• **What needs to be done**
Each entry below should be returned exactly as is, with the pictures removed.

• **Supplied data**
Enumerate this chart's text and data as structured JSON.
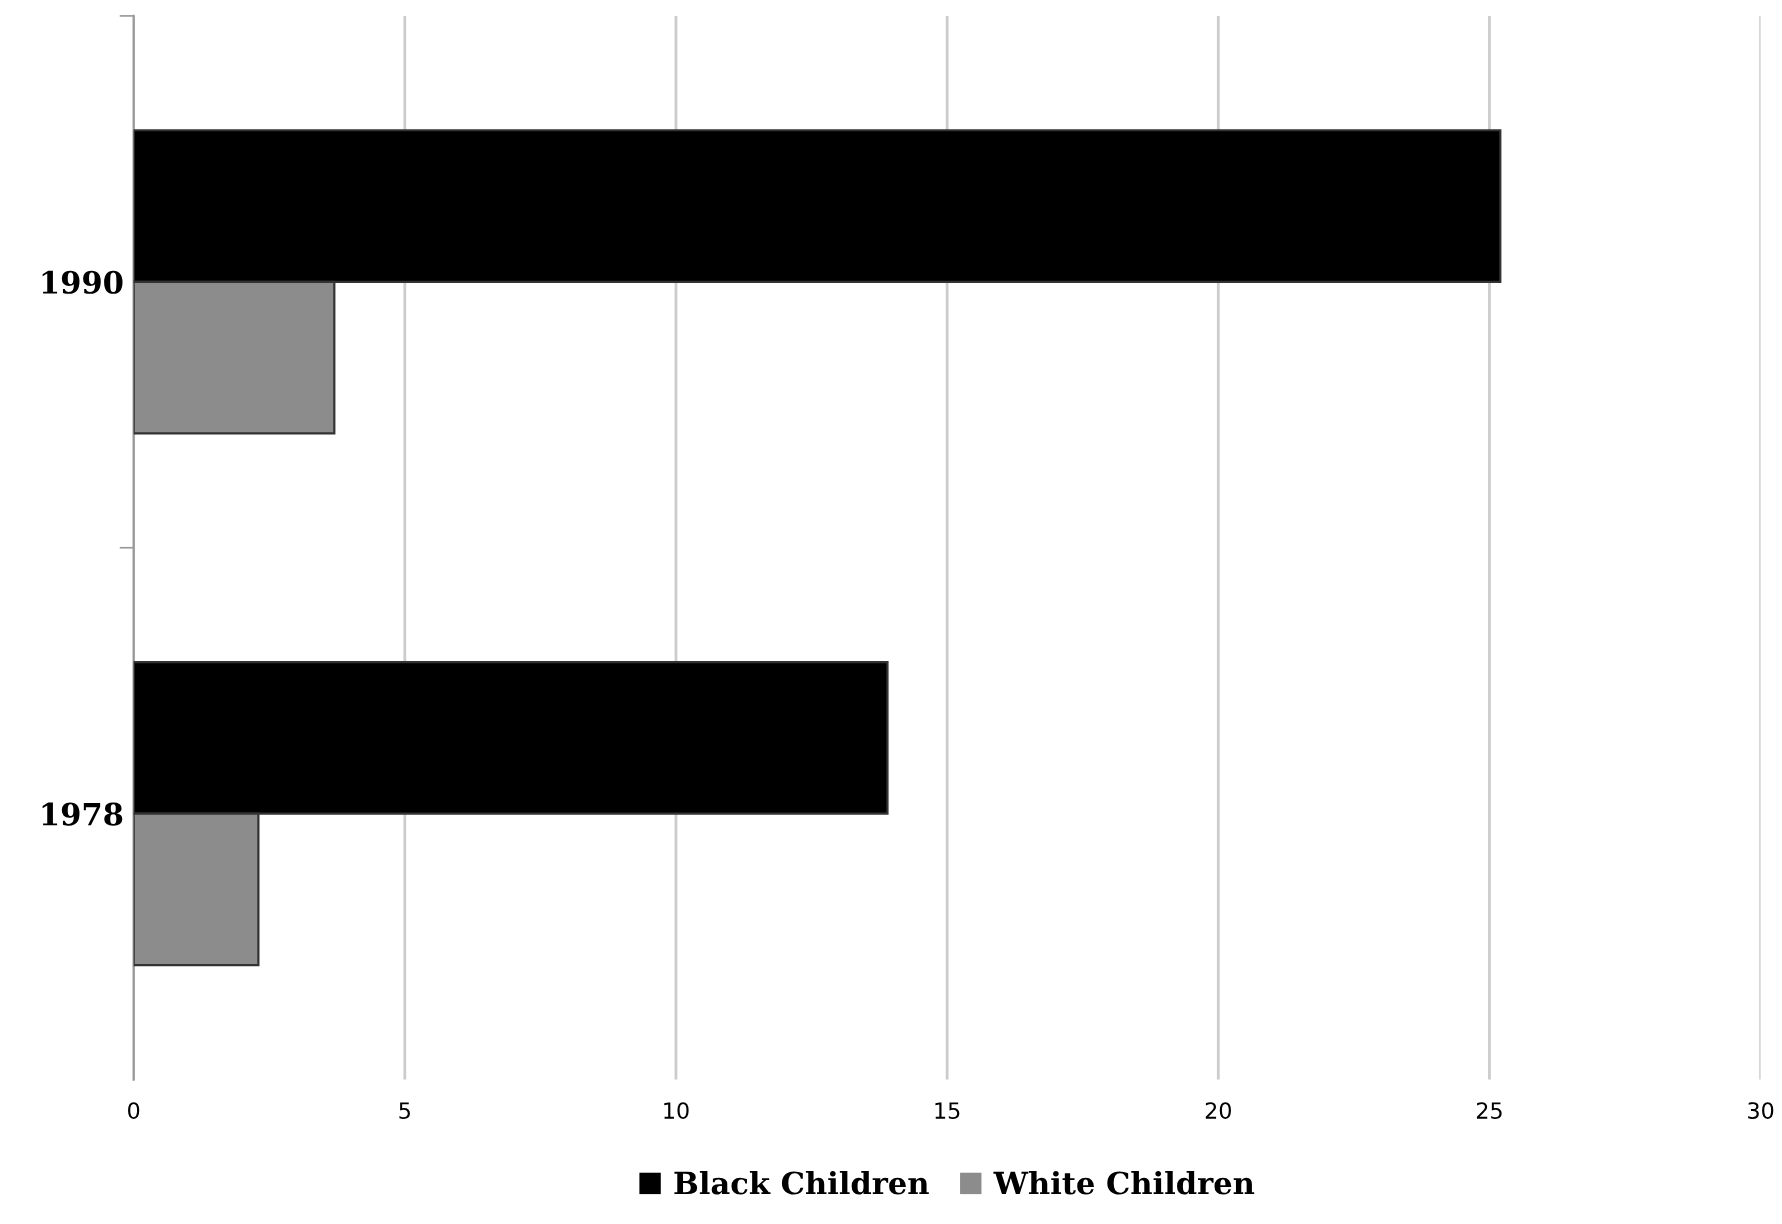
{
  "chart_data": {
    "type": "bar",
    "orientation": "horizontal",
    "categories": [
      "1990",
      "1978"
    ],
    "series": [
      {
        "name": "Black Children",
        "color": "#000000",
        "values": [
          25.2,
          13.9
        ]
      },
      {
        "name": "White Children",
        "color": "#8c8c8c",
        "values": [
          3.7,
          2.3
        ]
      }
    ],
    "xlim": [
      0,
      30
    ],
    "xticks": [
      0,
      5,
      10,
      15,
      20,
      25,
      30
    ],
    "grid": "x",
    "legend": "bottom"
  }
}
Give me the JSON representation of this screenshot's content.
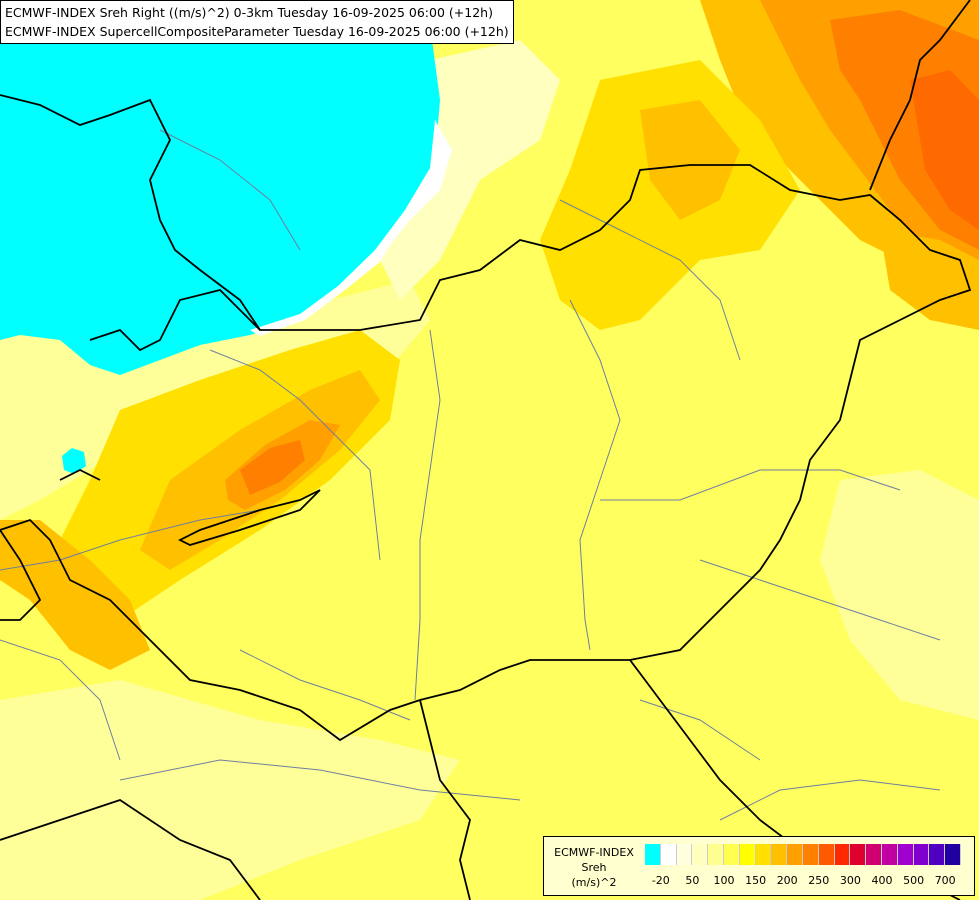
{
  "header": {
    "line1": "ECMWF-INDEX Sreh Right ((m/s)^2) 0-3km Tuesday 16-09-2025 06:00 (+12h)",
    "line2": "ECMWF-INDEX SupercellCompositeParameter Tuesday 16-09-2025 06:00 (+12h)"
  },
  "legend": {
    "title1": "ECMWF-INDEX",
    "title2": "Sreh",
    "unit": "(m/s)^2",
    "colors": [
      "#00ffff",
      "#ffffff",
      "#ffffe0",
      "#ffffc0",
      "#ffff90",
      "#ffff50",
      "#ffff00",
      "#ffe000",
      "#ffc000",
      "#ffa000",
      "#ff8000",
      "#ff5a00",
      "#ff2800",
      "#e00030",
      "#d00070",
      "#c000a0",
      "#a000d0",
      "#8000d0",
      "#5000c0",
      "#2000a0"
    ],
    "ticks": [
      "-20",
      "50",
      "100",
      "150",
      "200",
      "250",
      "300",
      "400",
      "500",
      "700"
    ]
  },
  "map": {
    "background": "#ffff60",
    "regions": [
      "cyan-low-region",
      "orange-northeast",
      "orange-ne-inner",
      "orange-central-west",
      "orange-cw-inner",
      "orange-cw-core",
      "orange-southwest",
      "light-yellow-south"
    ]
  }
}
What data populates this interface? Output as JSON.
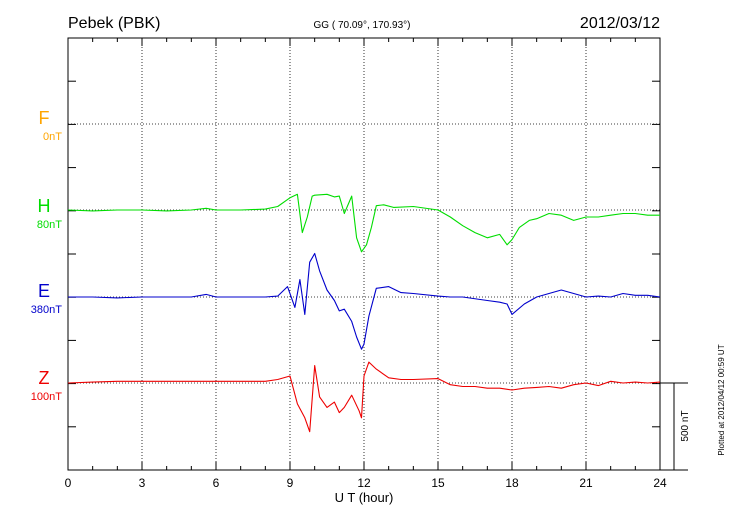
{
  "header": {
    "station": "Pebek (PBK)",
    "coords": "GG ( 70.09°, 170.93°)",
    "date": "2012/03/12"
  },
  "footer_note": "Plotted at 2012/04/12 00:59 UT",
  "scale_bar_label": "500 nT",
  "chart_data": {
    "type": "line",
    "xlabel": "U T (hour)",
    "xlim": [
      0,
      24
    ],
    "xticks": [
      "0",
      "3",
      "6",
      "9",
      "12",
      "15",
      "18",
      "21",
      "24"
    ],
    "ylabel": "",
    "grid": true,
    "units": "nT",
    "series": [
      {
        "name": "F",
        "offset_label": "0nT",
        "color": "#ffa500",
        "x": [],
        "y": []
      },
      {
        "name": "H",
        "offset_label": "80nT",
        "color": "#00dd00",
        "x": [
          0,
          1,
          2,
          3,
          4,
          5,
          5.6,
          6,
          7,
          8,
          8.5,
          8.9,
          9,
          9.3,
          9.5,
          9.7,
          9.9,
          10,
          10.5,
          10.8,
          11,
          11.2,
          11.5,
          11.7,
          11.9,
          12.1,
          12.3,
          12.5,
          12.8,
          13.2,
          14,
          15,
          15.5,
          16,
          16.5,
          17,
          17.5,
          17.8,
          18,
          18.3,
          18.7,
          19,
          19.5,
          20,
          20.5,
          21,
          21.5,
          22,
          22.5,
          23,
          23.5,
          24
        ],
        "y": [
          0,
          -5,
          0,
          0,
          -5,
          0,
          10,
          0,
          0,
          5,
          20,
          60,
          70,
          90,
          -130,
          -40,
          80,
          85,
          90,
          75,
          80,
          -20,
          80,
          -160,
          -240,
          -200,
          -100,
          25,
          30,
          15,
          20,
          0,
          -40,
          -90,
          -130,
          -160,
          -140,
          -200,
          -170,
          -100,
          -60,
          -50,
          -20,
          -30,
          -60,
          -40,
          -40,
          -30,
          -20,
          -20,
          -30,
          -30
        ]
      },
      {
        "name": "E",
        "offset_label": "380nT",
        "color": "#0000cc",
        "x": [
          0,
          1,
          2,
          3,
          4,
          5,
          5.6,
          6,
          7,
          8,
          8.5,
          8.9,
          9.2,
          9.4,
          9.6,
          9.8,
          10,
          10.2,
          10.5,
          10.8,
          11,
          11.2,
          11.5,
          11.7,
          11.9,
          12,
          12.2,
          12.5,
          13,
          13.5,
          14,
          15,
          15.5,
          16,
          17,
          17.5,
          17.8,
          18,
          18.5,
          19,
          19.5,
          20,
          20.5,
          21,
          21.5,
          22,
          22.5,
          23,
          23.5,
          24
        ],
        "y": [
          0,
          0,
          -5,
          0,
          0,
          0,
          15,
          0,
          0,
          0,
          5,
          60,
          -60,
          100,
          -100,
          200,
          250,
          150,
          40,
          -20,
          -80,
          -70,
          -140,
          -230,
          -300,
          -270,
          -110,
          50,
          60,
          25,
          20,
          5,
          0,
          0,
          -20,
          -30,
          -40,
          -100,
          -40,
          0,
          20,
          40,
          20,
          0,
          5,
          0,
          20,
          10,
          10,
          0
        ]
      },
      {
        "name": "Z",
        "offset_label": "100nT",
        "color": "#ee0000",
        "x": [
          0,
          1,
          2,
          3,
          4,
          5,
          6,
          7,
          8,
          8.5,
          9,
          9.3,
          9.6,
          9.8,
          10,
          10.2,
          10.5,
          10.8,
          11,
          11.2,
          11.5,
          11.8,
          11.9,
          12,
          12.2,
          12.5,
          13,
          13.5,
          14,
          15,
          15.5,
          16,
          16.5,
          17,
          17.5,
          18,
          18.5,
          19,
          19.5,
          20,
          20.5,
          21,
          21.5,
          22,
          22.5,
          23,
          23.5,
          24
        ],
        "y": [
          0,
          5,
          10,
          10,
          10,
          10,
          10,
          10,
          10,
          20,
          40,
          -120,
          -200,
          -280,
          100,
          -80,
          -140,
          -110,
          -170,
          -140,
          -70,
          -160,
          -200,
          40,
          120,
          80,
          30,
          20,
          20,
          25,
          -10,
          -20,
          -20,
          -30,
          -30,
          -40,
          -30,
          -25,
          -20,
          -30,
          -10,
          0,
          -15,
          10,
          0,
          5,
          0,
          5
        ]
      }
    ],
    "scale_bar_nT": 500
  }
}
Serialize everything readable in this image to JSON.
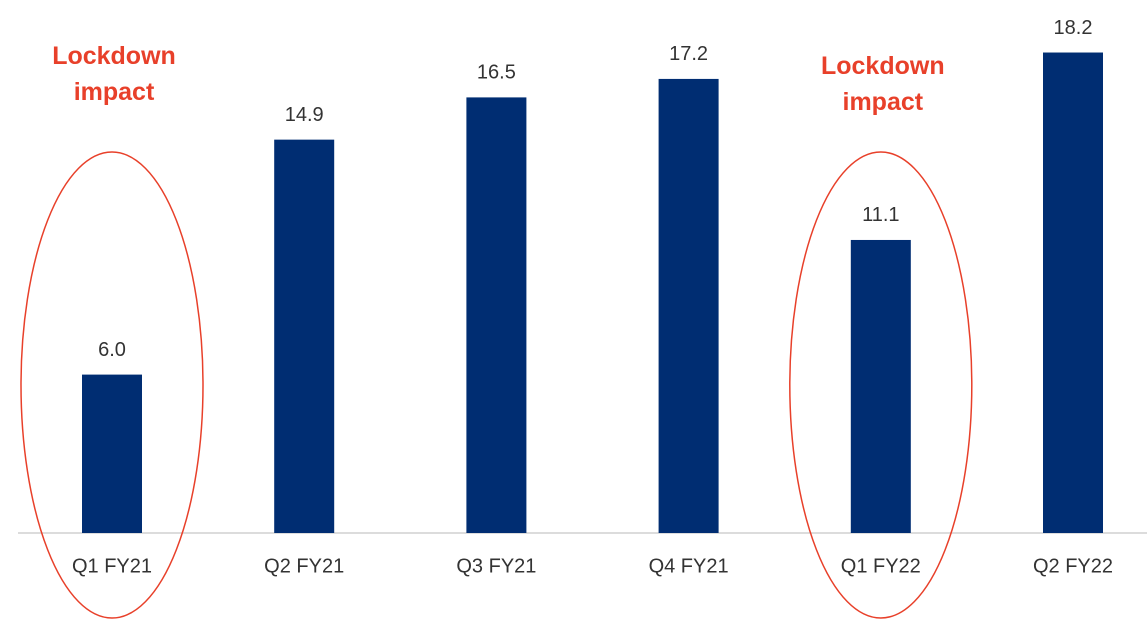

• **Exercise solution**
Enumerate this chart's text and data as structured JSON.
{
  "chart_data": {
    "type": "bar",
    "orientation": "horizontal",
    "categories": [
      "1990",
      "1978"
    ],
    "series": [
      {
        "name": "Black Children",
        "color": "#000000",
        "values": [
          25.2,
          13.9
        ]
      },
      {
        "name": "White Children",
        "color": "#8c8c8c",
        "values": [
          3.7,
          2.3
        ]
      }
    ],
    "xlim": [
      0,
      30
    ],
    "xticks": [
      0,
      5,
      10,
      15,
      20,
      25,
      30
    ],
    "grid": "x",
    "legend": "bottom"
  }
}
Give me the JSON representation of this screenshot's content.
{
  "header": {
    "line1": "ECMWF-INDEX Sreh Right ((m/s)^2) 0-3km Tuesday 16-09-2025 06:00 (+12h)",
    "line2": "ECMWF-INDEX SupercellCompositeParameter Tuesday 16-09-2025 06:00 (+12h)"
  },
  "legend": {
    "title1": "ECMWF-INDEX",
    "title2": "Sreh",
    "unit": "(m/s)^2",
    "colors": [
      "#00ffff",
      "#ffffff",
      "#ffffe0",
      "#ffffc0",
      "#ffff90",
      "#ffff50",
      "#ffff00",
      "#ffe000",
      "#ffc000",
      "#ffa000",
      "#ff8000",
      "#ff5a00",
      "#ff2800",
      "#e00030",
      "#d00070",
      "#c000a0",
      "#a000d0",
      "#8000d0",
      "#5000c0",
      "#2000a0"
    ],
    "ticks": [
      "-20",
      "50",
      "100",
      "150",
      "200",
      "250",
      "300",
      "400",
      "500",
      "700"
    ]
  },
  "map": {
    "background": "#ffff60",
    "regions": [
      "cyan-low-region",
      "orange-northeast",
      "orange-ne-inner",
      "orange-central-west",
      "orange-cw-inner",
      "orange-cw-core",
      "orange-southwest",
      "light-yellow-south"
    ]
  }
}
What data populates this interface? Output as JSON.
{
  "header": {
    "station": "Pebek (PBK)",
    "coords": "GG ( 70.09°, 170.93°)",
    "date": "2012/03/12"
  },
  "footer_note": "Plotted at 2012/04/12 00:59 UT",
  "scale_bar_label": "500 nT",
  "chart_data": {
    "type": "line",
    "xlabel": "U T (hour)",
    "xlim": [
      0,
      24
    ],
    "xticks": [
      "0",
      "3",
      "6",
      "9",
      "12",
      "15",
      "18",
      "21",
      "24"
    ],
    "ylabel": "",
    "grid": true,
    "units": "nT",
    "series": [
      {
        "name": "F",
        "offset_label": "0nT",
        "color": "#ffa500",
        "x": [],
        "y": []
      },
      {
        "name": "H",
        "offset_label": "80nT",
        "color": "#00dd00",
        "x": [
          0,
          1,
          2,
          3,
          4,
          5,
          5.6,
          6,
          7,
          8,
          8.5,
          8.9,
          9,
          9.3,
          9.5,
          9.7,
          9.9,
          10,
          10.5,
          10.8,
          11,
          11.2,
          11.5,
          11.7,
          11.9,
          12.1,
          12.3,
          12.5,
          12.8,
          13.2,
          14,
          15,
          15.5,
          16,
          16.5,
          17,
          17.5,
          17.8,
          18,
          18.3,
          18.7,
          19,
          19.5,
          20,
          20.5,
          21,
          21.5,
          22,
          22.5,
          23,
          23.5,
          24
        ],
        "y": [
          0,
          -5,
          0,
          0,
          -5,
          0,
          10,
          0,
          0,
          5,
          20,
          60,
          70,
          90,
          -130,
          -40,
          80,
          85,
          90,
          75,
          80,
          -20,
          80,
          -160,
          -240,
          -200,
          -100,
          25,
          30,
          15,
          20,
          0,
          -40,
          -90,
          -130,
          -160,
          -140,
          -200,
          -170,
          -100,
          -60,
          -50,
          -20,
          -30,
          -60,
          -40,
          -40,
          -30,
          -20,
          -20,
          -30,
          -30
        ]
      },
      {
        "name": "E",
        "offset_label": "380nT",
        "color": "#0000cc",
        "x": [
          0,
          1,
          2,
          3,
          4,
          5,
          5.6,
          6,
          7,
          8,
          8.5,
          8.9,
          9.2,
          9.4,
          9.6,
          9.8,
          10,
          10.2,
          10.5,
          10.8,
          11,
          11.2,
          11.5,
          11.7,
          11.9,
          12,
          12.2,
          12.5,
          13,
          13.5,
          14,
          15,
          15.5,
          16,
          17,
          17.5,
          17.8,
          18,
          18.5,
          19,
          19.5,
          20,
          20.5,
          21,
          21.5,
          22,
          22.5,
          23,
          23.5,
          24
        ],
        "y": [
          0,
          0,
          -5,
          0,
          0,
          0,
          15,
          0,
          0,
          0,
          5,
          60,
          -60,
          100,
          -100,
          200,
          250,
          150,
          40,
          -20,
          -80,
          -70,
          -140,
          -230,
          -300,
          -270,
          -110,
          50,
          60,
          25,
          20,
          5,
          0,
          0,
          -20,
          -30,
          -40,
          -100,
          -40,
          0,
          20,
          40,
          20,
          0,
          5,
          0,
          20,
          10,
          10,
          0
        ]
      },
      {
        "name": "Z",
        "offset_label": "100nT",
        "color": "#ee0000",
        "x": [
          0,
          1,
          2,
          3,
          4,
          5,
          6,
          7,
          8,
          8.5,
          9,
          9.3,
          9.6,
          9.8,
          10,
          10.2,
          10.5,
          10.8,
          11,
          11.2,
          11.5,
          11.8,
          11.9,
          12,
          12.2,
          12.5,
          13,
          13.5,
          14,
          15,
          15.5,
          16,
          16.5,
          17,
          17.5,
          18,
          18.5,
          19,
          19.5,
          20,
          20.5,
          21,
          21.5,
          22,
          22.5,
          23,
          23.5,
          24
        ],
        "y": [
          0,
          5,
          10,
          10,
          10,
          10,
          10,
          10,
          10,
          20,
          40,
          -120,
          -200,
          -280,
          100,
          -80,
          -140,
          -110,
          -170,
          -140,
          -70,
          -160,
          -200,
          40,
          120,
          80,
          30,
          20,
          20,
          25,
          -10,
          -20,
          -20,
          -30,
          -30,
          -40,
          -30,
          -25,
          -20,
          -30,
          -10,
          0,
          -15,
          10,
          0,
          5,
          0,
          5
        ]
      }
    ],
    "scale_bar_nT": 500
  }
}
Serialize everything readable in this image to JSON.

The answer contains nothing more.